§ Task requirements
The listing must be reproduced in full, exactly as it stands.

§ Extracted entries
__________________________________________________

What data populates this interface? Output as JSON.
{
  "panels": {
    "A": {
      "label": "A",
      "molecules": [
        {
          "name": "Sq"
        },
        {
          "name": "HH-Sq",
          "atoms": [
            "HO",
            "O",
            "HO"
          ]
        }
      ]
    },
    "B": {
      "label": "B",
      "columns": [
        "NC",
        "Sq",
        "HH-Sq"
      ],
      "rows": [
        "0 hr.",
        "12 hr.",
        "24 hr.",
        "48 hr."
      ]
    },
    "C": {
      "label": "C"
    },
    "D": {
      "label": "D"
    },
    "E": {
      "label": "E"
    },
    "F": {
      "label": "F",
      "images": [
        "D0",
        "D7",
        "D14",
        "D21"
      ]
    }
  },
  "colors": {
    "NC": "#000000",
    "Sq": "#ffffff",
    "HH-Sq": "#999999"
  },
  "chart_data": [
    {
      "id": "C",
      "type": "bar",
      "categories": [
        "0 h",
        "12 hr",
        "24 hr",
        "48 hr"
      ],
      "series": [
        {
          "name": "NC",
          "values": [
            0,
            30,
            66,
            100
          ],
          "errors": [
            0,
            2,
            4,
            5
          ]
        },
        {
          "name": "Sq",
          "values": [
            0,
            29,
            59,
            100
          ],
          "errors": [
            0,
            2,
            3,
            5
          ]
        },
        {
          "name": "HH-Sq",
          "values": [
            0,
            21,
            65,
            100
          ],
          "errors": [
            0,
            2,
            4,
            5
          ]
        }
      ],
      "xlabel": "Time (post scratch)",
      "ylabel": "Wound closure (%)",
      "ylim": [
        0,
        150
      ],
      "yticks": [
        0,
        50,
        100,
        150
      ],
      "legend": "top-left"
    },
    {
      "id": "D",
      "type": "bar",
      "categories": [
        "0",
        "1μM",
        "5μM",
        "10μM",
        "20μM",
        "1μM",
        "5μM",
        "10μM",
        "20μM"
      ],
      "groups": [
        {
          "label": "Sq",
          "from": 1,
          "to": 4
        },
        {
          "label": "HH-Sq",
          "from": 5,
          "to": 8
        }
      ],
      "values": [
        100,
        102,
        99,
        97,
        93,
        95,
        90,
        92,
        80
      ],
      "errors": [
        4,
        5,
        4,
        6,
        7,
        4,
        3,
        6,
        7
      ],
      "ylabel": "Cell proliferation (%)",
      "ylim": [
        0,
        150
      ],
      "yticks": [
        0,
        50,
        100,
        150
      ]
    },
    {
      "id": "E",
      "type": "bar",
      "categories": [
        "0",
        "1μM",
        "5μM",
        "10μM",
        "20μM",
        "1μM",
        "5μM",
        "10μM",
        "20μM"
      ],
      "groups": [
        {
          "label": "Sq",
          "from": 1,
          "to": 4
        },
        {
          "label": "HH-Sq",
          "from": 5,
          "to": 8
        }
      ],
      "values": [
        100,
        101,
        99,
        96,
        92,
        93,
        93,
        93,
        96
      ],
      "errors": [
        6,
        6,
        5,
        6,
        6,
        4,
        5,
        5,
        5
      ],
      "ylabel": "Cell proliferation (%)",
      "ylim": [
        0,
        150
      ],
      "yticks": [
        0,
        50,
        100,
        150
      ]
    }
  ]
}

__________________________________________________

§ Task solution
What data populates this interface? Output as JSON.
{
  "panels": {
    "A": {
      "label": "A",
      "molecules": [
        {
          "name": "Sq"
        },
        {
          "name": "HH-Sq",
          "atoms": [
            "HO",
            "O",
            "HO"
          ]
        }
      ]
    },
    "B": {
      "label": "B",
      "columns": [
        "NC",
        "Sq",
        "HH-Sq"
      ],
      "rows": [
        "0 hr.",
        "12 hr.",
        "24 hr.",
        "48 hr."
      ]
    },
    "C": {
      "label": "C"
    },
    "D": {
      "label": "D"
    },
    "E": {
      "label": "E"
    },
    "F": {
      "label": "F",
      "images": [
        "D0",
        "D7",
        "D14",
        "D21"
      ]
    }
  },
  "colors": {
    "NC": "#000000",
    "Sq": "#ffffff",
    "HH-Sq": "#999999"
  },
  "chart_data": [
    {
      "id": "C",
      "type": "bar",
      "categories": [
        "0 h",
        "12 hr",
        "24 hr",
        "48 hr"
      ],
      "series": [
        {
          "name": "NC",
          "values": [
            0,
            30,
            66,
            100
          ],
          "errors": [
            0,
            2,
            4,
            5
          ]
        },
        {
          "name": "Sq",
          "values": [
            0,
            29,
            59,
            100
          ],
          "errors": [
            0,
            2,
            3,
            5
          ]
        },
        {
          "name": "HH-Sq",
          "values": [
            0,
            21,
            65,
            100
          ],
          "errors": [
            0,
            2,
            4,
            5
          ]
        }
      ],
      "xlabel": "Time (post scratch)",
      "ylabel": "Wound closure (%)",
      "ylim": [
        0,
        150
      ],
      "yticks": [
        0,
        50,
        100,
        150
      ],
      "legend": "top-left"
    },
    {
      "id": "D",
      "type": "bar",
      "categories": [
        "0",
        "1μM",
        "5μM",
        "10μM",
        "20μM",
        "1μM",
        "5μM",
        "10μM",
        "20μM"
      ],
      "groups": [
        {
          "label": "Sq",
          "from": 1,
          "to": 4
        },
        {
          "label": "HH-Sq",
          "from": 5,
          "to": 8
        }
      ],
      "values": [
        100,
        102,
        99,
        97,
        93,
        95,
        90,
        92,
        80
      ],
      "errors": [
        4,
        5,
        4,
        6,
        7,
        4,
        3,
        6,
        7
      ],
      "ylabel": "Cell proliferation (%)",
      "ylim": [
        0,
        150
      ],
      "yticks": [
        0,
        50,
        100,
        150
      ]
    },
    {
      "id": "E",
      "type": "bar",
      "categories": [
        "0",
        "1μM",
        "5μM",
        "10μM",
        "20μM",
        "1μM",
        "5μM",
        "10μM",
        "20μM"
      ],
      "groups": [
        {
          "label": "Sq",
          "from": 1,
          "to": 4
        },
        {
          "label": "HH-Sq",
          "from": 5,
          "to": 8
        }
      ],
      "values": [
        100,
        101,
        99,
        96,
        92,
        93,
        93,
        93,
        96
      ],
      "errors": [
        6,
        6,
        5,
        6,
        6,
        4,
        5,
        5,
        5
      ],
      "ylabel": "Cell proliferation (%)",
      "ylim": [
        0,
        150
      ],
      "yticks": [
        0,
        50,
        100,
        150
      ]
    }
  ]
}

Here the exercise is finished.